STATED EXERCISE:
Identify each line holding the string "метры" and copy it.

LISTED RECORDS:
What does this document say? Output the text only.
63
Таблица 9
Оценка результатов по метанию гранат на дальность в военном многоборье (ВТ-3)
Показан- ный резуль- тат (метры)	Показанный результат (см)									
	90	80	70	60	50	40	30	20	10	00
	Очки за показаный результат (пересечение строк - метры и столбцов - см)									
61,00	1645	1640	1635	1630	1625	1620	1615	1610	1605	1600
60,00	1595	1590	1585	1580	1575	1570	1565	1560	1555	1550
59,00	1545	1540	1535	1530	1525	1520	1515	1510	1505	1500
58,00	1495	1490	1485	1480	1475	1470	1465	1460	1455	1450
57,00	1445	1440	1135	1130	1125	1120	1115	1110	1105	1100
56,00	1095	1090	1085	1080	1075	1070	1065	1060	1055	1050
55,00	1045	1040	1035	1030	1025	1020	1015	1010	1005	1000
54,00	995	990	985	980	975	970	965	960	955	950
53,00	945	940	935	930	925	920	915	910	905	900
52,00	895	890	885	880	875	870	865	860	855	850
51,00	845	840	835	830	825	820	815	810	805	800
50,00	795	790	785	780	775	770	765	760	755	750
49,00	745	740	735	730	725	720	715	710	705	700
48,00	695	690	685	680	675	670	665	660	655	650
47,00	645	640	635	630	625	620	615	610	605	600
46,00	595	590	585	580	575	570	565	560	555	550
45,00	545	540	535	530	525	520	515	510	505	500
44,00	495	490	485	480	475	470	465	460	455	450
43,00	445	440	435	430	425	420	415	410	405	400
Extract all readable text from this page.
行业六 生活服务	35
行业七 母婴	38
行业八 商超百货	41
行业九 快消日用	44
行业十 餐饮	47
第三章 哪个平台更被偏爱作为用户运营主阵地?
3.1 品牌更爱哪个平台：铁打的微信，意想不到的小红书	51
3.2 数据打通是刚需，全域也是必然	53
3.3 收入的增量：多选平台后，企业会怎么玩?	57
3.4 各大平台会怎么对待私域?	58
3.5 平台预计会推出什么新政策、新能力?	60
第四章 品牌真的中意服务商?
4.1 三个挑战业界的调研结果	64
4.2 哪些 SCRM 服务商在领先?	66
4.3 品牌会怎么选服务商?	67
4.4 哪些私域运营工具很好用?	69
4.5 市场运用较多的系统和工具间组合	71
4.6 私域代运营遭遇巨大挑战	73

EXPECTED OUTPUT:
Показан- ный резуль- тат (метры)	Показанный результат (см)									
	Очки за показаный результат (пересечение строк - метры и столбцов - см)									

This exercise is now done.